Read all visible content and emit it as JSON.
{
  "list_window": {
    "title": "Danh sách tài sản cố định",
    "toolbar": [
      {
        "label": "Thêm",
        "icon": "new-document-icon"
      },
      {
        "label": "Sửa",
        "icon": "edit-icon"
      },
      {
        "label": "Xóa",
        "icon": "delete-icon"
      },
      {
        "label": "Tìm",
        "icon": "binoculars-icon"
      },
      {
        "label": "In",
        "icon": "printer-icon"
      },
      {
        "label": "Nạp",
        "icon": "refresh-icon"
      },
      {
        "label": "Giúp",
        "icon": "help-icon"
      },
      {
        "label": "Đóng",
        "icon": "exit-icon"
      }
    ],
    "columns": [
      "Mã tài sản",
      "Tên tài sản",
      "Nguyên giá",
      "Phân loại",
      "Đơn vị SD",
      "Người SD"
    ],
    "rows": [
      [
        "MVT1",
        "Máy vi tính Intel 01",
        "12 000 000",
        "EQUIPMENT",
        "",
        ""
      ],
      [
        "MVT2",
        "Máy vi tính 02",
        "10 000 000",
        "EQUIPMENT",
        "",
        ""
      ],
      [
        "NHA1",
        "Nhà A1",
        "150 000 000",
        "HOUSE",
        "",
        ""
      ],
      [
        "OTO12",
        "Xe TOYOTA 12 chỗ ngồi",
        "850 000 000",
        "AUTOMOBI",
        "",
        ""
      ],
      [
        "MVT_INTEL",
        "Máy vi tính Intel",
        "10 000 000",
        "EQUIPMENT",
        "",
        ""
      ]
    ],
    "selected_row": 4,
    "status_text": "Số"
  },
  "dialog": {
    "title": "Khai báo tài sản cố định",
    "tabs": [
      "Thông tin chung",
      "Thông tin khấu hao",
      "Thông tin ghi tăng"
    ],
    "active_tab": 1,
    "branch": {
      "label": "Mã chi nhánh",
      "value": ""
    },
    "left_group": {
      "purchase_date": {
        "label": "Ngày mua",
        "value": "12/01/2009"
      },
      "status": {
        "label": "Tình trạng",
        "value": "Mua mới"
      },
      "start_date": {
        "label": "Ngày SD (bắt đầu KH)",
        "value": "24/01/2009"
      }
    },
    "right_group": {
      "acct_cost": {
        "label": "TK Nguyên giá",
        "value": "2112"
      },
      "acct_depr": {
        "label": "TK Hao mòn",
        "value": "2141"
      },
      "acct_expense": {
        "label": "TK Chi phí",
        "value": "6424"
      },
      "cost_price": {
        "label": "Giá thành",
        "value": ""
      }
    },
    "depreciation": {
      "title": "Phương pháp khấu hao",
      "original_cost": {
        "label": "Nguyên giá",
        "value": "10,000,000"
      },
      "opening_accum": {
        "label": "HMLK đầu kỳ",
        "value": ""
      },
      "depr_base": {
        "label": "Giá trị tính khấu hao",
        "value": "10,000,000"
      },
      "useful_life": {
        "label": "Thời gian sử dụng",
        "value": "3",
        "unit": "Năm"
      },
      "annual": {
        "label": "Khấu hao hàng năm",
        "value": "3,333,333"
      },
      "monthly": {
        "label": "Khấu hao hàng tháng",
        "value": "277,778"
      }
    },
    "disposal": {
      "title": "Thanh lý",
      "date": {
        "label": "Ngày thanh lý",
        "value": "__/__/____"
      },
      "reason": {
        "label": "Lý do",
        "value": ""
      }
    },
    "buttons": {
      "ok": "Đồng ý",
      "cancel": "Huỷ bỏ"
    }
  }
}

* _JOB_:
Among the records above, find each line holding the string "Nguyên" and pull it out.

* _WRITTEN ANSWER_:
      "Nguyên giá",
        "label": "TK Nguyên giá",
        "label": "Nguyên giá",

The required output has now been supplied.